__DATASET EXCERPTS__:
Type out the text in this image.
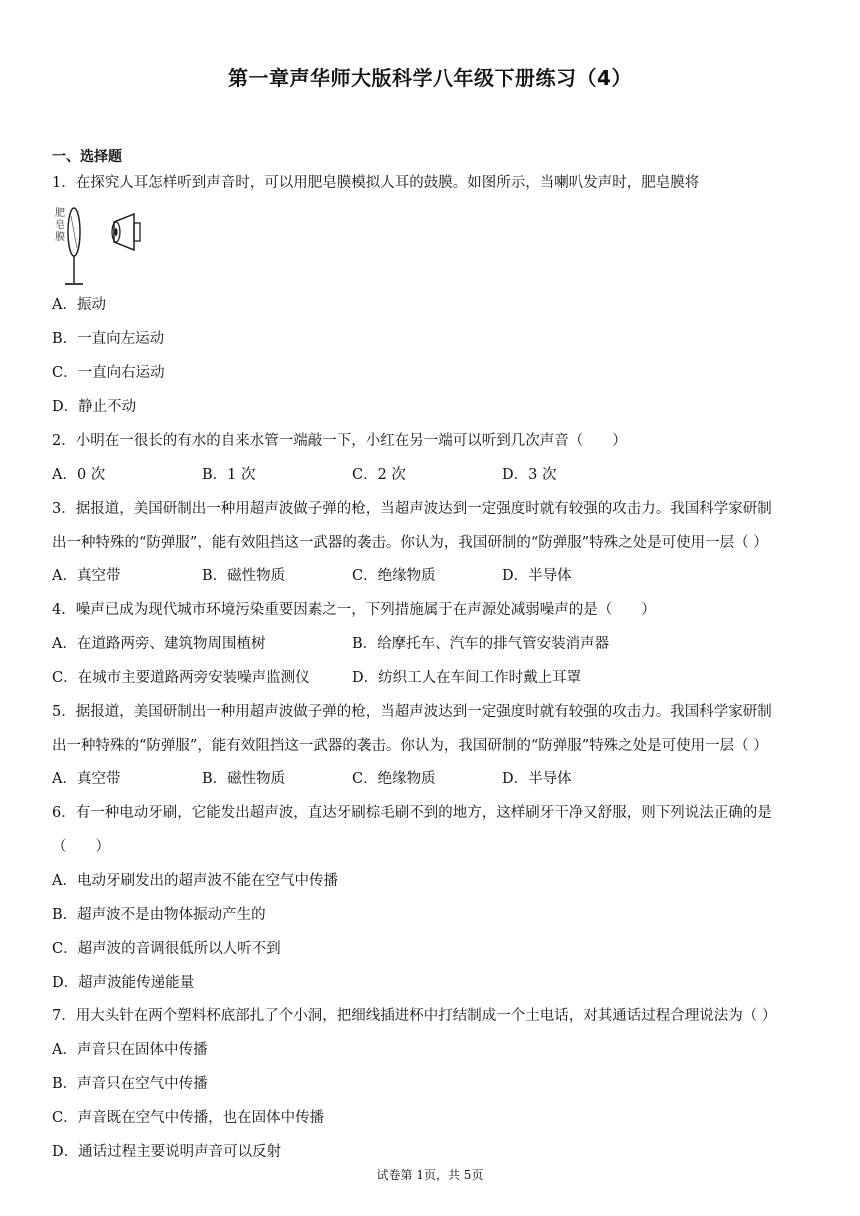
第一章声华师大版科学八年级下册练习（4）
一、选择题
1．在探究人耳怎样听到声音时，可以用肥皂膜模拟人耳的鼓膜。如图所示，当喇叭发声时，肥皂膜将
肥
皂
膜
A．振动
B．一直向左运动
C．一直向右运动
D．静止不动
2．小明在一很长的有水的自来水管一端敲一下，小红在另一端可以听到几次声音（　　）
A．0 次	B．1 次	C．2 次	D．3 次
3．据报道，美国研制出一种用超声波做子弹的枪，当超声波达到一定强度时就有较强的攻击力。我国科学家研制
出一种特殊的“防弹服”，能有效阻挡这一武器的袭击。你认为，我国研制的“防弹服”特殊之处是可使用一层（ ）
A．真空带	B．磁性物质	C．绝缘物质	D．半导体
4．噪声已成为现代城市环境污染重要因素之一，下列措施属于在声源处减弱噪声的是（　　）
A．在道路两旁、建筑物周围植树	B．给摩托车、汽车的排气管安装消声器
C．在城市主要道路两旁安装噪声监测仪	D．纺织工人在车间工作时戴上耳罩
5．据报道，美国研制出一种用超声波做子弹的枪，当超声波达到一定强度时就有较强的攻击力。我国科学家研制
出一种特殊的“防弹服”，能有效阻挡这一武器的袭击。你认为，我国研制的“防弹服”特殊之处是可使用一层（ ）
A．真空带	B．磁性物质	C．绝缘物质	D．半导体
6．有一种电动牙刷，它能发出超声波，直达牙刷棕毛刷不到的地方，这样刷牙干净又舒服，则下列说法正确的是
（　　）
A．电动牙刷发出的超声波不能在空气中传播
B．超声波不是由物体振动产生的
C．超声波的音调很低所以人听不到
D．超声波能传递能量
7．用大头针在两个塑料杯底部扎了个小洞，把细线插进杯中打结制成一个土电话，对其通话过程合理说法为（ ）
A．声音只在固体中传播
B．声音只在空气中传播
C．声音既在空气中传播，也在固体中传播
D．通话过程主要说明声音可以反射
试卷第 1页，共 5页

* * *

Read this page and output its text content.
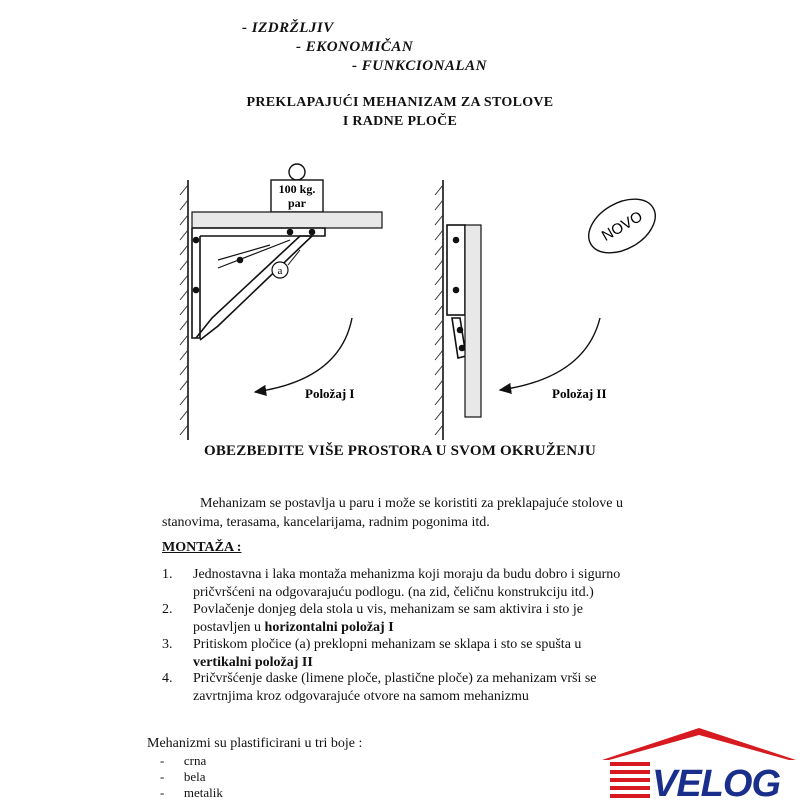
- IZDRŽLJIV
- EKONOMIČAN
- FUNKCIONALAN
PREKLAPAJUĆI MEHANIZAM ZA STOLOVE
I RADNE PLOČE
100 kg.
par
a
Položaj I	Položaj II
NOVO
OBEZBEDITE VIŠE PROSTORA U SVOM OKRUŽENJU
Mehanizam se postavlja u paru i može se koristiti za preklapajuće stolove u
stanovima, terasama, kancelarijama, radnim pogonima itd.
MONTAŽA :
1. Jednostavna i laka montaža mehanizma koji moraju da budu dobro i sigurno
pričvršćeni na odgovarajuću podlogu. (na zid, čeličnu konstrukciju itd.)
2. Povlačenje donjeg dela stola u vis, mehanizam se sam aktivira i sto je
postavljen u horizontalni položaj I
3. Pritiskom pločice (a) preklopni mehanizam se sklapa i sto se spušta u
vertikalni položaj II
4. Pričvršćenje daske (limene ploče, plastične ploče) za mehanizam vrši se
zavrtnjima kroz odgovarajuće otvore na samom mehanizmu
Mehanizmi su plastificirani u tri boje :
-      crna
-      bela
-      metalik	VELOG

--

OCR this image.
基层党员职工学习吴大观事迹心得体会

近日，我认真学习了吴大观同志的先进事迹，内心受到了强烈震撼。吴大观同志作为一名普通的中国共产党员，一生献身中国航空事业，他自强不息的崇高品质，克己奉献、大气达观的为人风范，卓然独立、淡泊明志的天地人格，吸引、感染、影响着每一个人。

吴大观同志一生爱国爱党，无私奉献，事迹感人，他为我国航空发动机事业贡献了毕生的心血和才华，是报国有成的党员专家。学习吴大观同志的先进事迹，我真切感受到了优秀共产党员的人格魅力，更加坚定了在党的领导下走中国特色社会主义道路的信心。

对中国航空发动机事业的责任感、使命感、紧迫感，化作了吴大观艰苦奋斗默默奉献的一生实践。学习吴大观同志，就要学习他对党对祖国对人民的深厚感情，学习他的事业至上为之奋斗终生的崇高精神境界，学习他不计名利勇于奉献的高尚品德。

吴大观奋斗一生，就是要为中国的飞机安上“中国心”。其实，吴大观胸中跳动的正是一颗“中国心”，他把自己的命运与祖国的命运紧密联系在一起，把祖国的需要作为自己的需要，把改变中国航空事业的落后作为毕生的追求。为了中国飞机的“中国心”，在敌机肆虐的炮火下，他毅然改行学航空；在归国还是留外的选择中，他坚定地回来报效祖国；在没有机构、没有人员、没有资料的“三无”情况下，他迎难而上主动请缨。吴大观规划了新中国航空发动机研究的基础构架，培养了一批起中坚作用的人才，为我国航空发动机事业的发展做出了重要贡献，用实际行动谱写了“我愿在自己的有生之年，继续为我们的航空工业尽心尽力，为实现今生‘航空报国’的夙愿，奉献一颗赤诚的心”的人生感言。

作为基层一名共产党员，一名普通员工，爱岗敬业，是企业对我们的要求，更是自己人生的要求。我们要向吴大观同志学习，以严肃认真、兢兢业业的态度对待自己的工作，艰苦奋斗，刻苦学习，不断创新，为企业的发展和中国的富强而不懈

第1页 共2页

__TO BE DONE__:
State the number of lines in the preceding entries that include the word "当超声波达到一定强度时就有较强的攻击力". Provide nothing else.

__REPLY__:
2